** start DATA SHOWN **
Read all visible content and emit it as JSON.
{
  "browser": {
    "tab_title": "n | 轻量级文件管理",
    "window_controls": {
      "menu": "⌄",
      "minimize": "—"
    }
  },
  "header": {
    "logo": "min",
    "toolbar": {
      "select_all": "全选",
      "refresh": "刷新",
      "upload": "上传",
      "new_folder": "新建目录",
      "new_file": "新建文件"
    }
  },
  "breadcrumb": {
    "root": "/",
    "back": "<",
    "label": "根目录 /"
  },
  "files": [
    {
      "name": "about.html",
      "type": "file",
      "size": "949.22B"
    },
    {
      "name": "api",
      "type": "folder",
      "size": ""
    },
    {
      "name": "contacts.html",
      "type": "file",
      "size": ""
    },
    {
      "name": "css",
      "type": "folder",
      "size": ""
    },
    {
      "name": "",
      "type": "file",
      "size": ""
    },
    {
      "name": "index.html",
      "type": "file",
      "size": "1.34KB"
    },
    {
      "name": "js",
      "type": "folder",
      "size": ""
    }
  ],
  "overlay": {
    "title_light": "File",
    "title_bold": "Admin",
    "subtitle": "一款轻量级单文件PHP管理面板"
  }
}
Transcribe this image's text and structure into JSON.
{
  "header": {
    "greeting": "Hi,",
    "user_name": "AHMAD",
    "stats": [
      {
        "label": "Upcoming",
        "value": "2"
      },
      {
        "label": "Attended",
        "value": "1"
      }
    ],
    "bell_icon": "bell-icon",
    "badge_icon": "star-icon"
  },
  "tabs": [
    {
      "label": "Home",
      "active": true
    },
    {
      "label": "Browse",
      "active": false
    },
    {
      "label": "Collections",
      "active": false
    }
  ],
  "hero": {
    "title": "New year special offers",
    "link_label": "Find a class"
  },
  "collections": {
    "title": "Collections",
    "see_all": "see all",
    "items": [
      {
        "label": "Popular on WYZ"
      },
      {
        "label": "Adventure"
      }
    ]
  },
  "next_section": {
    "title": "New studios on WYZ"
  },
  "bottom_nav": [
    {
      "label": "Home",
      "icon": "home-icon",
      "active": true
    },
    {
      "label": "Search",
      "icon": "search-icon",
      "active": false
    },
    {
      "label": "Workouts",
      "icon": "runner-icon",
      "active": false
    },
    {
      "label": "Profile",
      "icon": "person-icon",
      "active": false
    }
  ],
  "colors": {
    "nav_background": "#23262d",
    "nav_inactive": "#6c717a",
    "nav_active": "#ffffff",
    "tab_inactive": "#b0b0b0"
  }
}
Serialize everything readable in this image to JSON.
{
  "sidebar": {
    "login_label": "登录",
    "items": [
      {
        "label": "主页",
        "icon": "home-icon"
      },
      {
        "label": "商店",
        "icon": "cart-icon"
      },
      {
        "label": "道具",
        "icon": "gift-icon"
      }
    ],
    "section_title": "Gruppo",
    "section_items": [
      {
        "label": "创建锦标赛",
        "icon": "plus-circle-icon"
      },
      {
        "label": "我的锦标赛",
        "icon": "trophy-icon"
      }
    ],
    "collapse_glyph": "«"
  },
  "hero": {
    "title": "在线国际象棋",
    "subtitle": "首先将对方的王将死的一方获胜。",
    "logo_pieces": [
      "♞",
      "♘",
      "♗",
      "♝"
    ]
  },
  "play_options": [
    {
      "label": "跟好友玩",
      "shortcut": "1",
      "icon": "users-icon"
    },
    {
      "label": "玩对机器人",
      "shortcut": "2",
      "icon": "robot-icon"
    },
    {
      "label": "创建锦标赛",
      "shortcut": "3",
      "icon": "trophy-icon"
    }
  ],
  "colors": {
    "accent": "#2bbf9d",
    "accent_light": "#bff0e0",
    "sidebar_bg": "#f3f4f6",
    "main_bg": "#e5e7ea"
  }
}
** end DATA SHOWN **
SET EXERCISE => Copy out each line in the listing that has the word "html".

REPLY =>
      "name": "about.html",
      "name": "contacts.html",
      "name": "index.html",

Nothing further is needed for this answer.